• [MATERIAL SUPPLIED]
----
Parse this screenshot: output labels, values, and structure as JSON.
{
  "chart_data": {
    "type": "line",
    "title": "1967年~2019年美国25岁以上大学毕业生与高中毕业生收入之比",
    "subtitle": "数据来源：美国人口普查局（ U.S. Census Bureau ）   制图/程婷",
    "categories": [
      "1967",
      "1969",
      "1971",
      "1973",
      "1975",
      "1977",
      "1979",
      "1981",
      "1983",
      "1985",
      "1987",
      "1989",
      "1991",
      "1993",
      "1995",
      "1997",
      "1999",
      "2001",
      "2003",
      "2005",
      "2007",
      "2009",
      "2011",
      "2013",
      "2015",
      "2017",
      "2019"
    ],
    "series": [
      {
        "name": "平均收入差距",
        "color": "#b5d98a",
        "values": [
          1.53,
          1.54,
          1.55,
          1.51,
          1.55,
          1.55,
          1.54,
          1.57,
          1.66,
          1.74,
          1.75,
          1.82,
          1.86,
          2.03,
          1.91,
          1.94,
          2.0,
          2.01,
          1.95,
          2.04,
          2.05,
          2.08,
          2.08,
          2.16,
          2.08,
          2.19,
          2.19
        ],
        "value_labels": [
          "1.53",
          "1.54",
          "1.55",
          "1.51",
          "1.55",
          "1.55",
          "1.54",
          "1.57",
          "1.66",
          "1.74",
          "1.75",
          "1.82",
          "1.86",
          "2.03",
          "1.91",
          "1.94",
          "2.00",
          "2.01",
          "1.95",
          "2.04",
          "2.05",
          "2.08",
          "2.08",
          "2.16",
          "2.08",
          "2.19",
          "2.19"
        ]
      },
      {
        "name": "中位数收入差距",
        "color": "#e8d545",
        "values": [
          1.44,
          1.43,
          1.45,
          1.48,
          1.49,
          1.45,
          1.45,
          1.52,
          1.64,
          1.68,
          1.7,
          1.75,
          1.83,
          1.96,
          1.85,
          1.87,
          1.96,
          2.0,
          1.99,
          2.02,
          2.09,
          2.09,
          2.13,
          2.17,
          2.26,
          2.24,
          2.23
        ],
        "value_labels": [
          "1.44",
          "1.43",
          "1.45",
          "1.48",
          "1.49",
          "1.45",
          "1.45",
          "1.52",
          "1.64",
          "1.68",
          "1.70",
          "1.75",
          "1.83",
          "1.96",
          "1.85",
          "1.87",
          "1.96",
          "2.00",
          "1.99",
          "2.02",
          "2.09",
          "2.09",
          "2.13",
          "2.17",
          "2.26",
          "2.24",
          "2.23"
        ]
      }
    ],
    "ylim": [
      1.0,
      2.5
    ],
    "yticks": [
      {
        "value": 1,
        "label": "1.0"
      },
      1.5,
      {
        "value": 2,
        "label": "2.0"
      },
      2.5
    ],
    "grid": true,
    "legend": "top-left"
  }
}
----
• [OBJECTIVE] Reproduce every line of the material above exactly.

• [ANSWER FOR THE TASK]
Parse this screenshot: output labels, values, and structure as JSON.
{
  "chart_data": {
    "type": "line",
    "title": "1967年~2019年美国25岁以上大学毕业生与高中毕业生收入之比",
    "subtitle": "数据来源：美国人口普查局（ U.S. Census Bureau ）   制图/程婷",
    "categories": [
      "1967",
      "1969",
      "1971",
      "1973",
      "1975",
      "1977",
      "1979",
      "1981",
      "1983",
      "1985",
      "1987",
      "1989",
      "1991",
      "1993",
      "1995",
      "1997",
      "1999",
      "2001",
      "2003",
      "2005",
      "2007",
      "2009",
      "2011",
      "2013",
      "2015",
      "2017",
      "2019"
    ],
    "series": [
      {
        "name": "平均收入差距",
        "color": "#b5d98a",
        "values": [
          1.53,
          1.54,
          1.55,
          1.51,
          1.55,
          1.55,
          1.54,
          1.57,
          1.66,
          1.74,
          1.75,
          1.82,
          1.86,
          2.03,
          1.91,
          1.94,
          2.0,
          2.01,
          1.95,
          2.04,
          2.05,
          2.08,
          2.08,
          2.16,
          2.08,
          2.19,
          2.19
        ],
        "value_labels": [
          "1.53",
          "1.54",
          "1.55",
          "1.51",
          "1.55",
          "1.55",
          "1.54",
          "1.57",
          "1.66",
          "1.74",
          "1.75",
          "1.82",
          "1.86",
          "2.03",
          "1.91",
          "1.94",
          "2.00",
          "2.01",
          "1.95",
          "2.04",
          "2.05",
          "2.08",
          "2.08",
          "2.16",
          "2.08",
          "2.19",
          "2.19"
        ]
      },
      {
        "name": "中位数收入差距",
        "color": "#e8d545",
        "values": [
          1.44,
          1.43,
          1.45,
          1.48,
          1.49,
          1.45,
          1.45,
          1.52,
          1.64,
          1.68,
          1.7,
          1.75,
          1.83,
          1.96,
          1.85,
          1.87,
          1.96,
          2.0,
          1.99,
          2.02,
          2.09,
          2.09,
          2.13,
          2.17,
          2.26,
          2.24,
          2.23
        ],
        "value_labels": [
          "1.44",
          "1.43",
          "1.45",
          "1.48",
          "1.49",
          "1.45",
          "1.45",
          "1.52",
          "1.64",
          "1.68",
          "1.70",
          "1.75",
          "1.83",
          "1.96",
          "1.85",
          "1.87",
          "1.96",
          "2.00",
          "1.99",
          "2.02",
          "2.09",
          "2.09",
          "2.13",
          "2.17",
          "2.26",
          "2.24",
          "2.23"
        ]
      }
    ],
    "ylim": [
      1.0,
      2.5
    ],
    "yticks": [
      {
        "value": 1,
        "label": "1.0"
      },
      1.5,
      {
        "value": 2,
        "label": "2.0"
      },
      2.5
    ],
    "grid": true,
    "legend": "top-left"
  }
}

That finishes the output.